* WHAT NEEDS TO BE DONE: Lines that hold the word "http" should be located and copied.

* EXTRACTED INFORMATION:
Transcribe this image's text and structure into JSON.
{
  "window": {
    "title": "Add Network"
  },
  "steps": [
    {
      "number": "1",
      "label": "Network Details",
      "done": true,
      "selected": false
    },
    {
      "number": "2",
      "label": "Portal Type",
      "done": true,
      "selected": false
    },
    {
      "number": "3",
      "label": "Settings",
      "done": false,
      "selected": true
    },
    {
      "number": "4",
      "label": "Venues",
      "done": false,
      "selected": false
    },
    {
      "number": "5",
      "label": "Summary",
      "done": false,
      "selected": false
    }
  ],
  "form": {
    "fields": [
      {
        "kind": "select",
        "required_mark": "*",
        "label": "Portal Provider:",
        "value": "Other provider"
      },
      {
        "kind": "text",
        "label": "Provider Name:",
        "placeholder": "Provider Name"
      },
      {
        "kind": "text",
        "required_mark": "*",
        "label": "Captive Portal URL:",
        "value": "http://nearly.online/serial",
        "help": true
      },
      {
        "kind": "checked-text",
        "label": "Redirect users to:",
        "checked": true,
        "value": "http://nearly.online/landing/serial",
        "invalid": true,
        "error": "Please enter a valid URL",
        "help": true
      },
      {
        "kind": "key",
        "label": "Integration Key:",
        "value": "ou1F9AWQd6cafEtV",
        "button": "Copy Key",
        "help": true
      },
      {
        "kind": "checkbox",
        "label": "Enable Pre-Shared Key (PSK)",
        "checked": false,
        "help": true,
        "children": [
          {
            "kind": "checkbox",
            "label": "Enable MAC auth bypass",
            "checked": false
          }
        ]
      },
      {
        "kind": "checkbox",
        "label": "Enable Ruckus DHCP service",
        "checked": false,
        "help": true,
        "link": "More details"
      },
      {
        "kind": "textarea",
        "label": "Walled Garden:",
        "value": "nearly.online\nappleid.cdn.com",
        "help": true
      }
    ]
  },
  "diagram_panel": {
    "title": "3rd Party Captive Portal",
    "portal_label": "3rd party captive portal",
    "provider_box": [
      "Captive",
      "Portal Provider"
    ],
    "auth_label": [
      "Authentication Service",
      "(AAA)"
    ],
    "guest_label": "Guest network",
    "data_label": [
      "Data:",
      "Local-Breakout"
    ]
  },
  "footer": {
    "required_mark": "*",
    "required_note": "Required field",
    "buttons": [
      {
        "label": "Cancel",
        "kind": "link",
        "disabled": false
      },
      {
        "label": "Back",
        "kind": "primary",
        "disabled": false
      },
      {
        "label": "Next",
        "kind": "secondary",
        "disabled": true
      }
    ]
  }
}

* CORRECT ANSWER:
        "value": "http://nearly.online/serial",
        "value": "http://nearly.online/landing/serial",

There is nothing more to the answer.